WRITTEN EXERCISE: Write out the records word for word, with no pictures.

Extracted records:
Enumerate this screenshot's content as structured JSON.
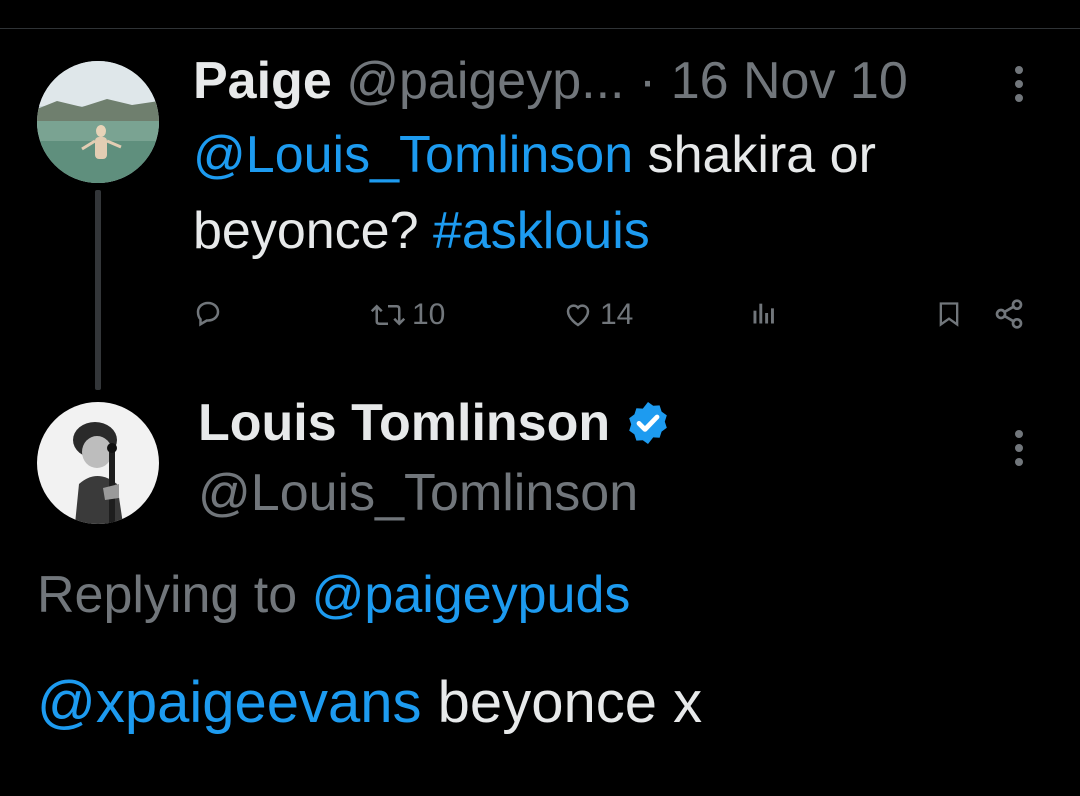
{
  "parent_tweet": {
    "display_name": "Paige",
    "handle": "@paigeyp...",
    "separator": "·",
    "date": "16 Nov 10",
    "mention": "@Louis_Tomlinson",
    "text_line1": " shakira or",
    "text_line2": "beyonce? ",
    "hashtag": "#asklouis",
    "actions": {
      "reply_icon": "reply-icon",
      "retweet_icon": "retweet-icon",
      "retweet_count": "10",
      "like_icon": "heart-icon",
      "like_count": "14",
      "views_icon": "views-icon",
      "bookmark_icon": "bookmark-icon",
      "share_icon": "share-icon"
    }
  },
  "reply_tweet": {
    "display_name": "Louis Tomlinson",
    "verified_icon": "verified-badge-icon",
    "handle": "@Louis_Tomlinson",
    "replying_prefix": "Replying to ",
    "replying_to": "@paigeypuds",
    "mention": "@xpaigeevans",
    "text": " beyonce x"
  },
  "colors": {
    "background": "#000000",
    "text": "#e7e9ea",
    "secondary": "#71767b",
    "accent": "#1d9bf0"
  }
}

ANSWER TO THE TASK:
Enumerate this screenshot's content as structured JSON.
{
  "parent_tweet": {
    "display_name": "Paige",
    "handle": "@paigeyp...",
    "separator": "·",
    "date": "16 Nov 10",
    "mention": "@Louis_Tomlinson",
    "text_line1": " shakira or",
    "text_line2": "beyonce? ",
    "hashtag": "#asklouis",
    "actions": {
      "reply_icon": "reply-icon",
      "retweet_icon": "retweet-icon",
      "retweet_count": "10",
      "like_icon": "heart-icon",
      "like_count": "14",
      "views_icon": "views-icon",
      "bookmark_icon": "bookmark-icon",
      "share_icon": "share-icon"
    }
  },
  "reply_tweet": {
    "display_name": "Louis Tomlinson",
    "verified_icon": "verified-badge-icon",
    "handle": "@Louis_Tomlinson",
    "replying_prefix": "Replying to ",
    "replying_to": "@paigeypuds",
    "mention": "@xpaigeevans",
    "text": " beyonce x"
  },
  "colors": {
    "background": "#000000",
    "text": "#e7e9ea",
    "secondary": "#71767b",
    "accent": "#1d9bf0"
  }
}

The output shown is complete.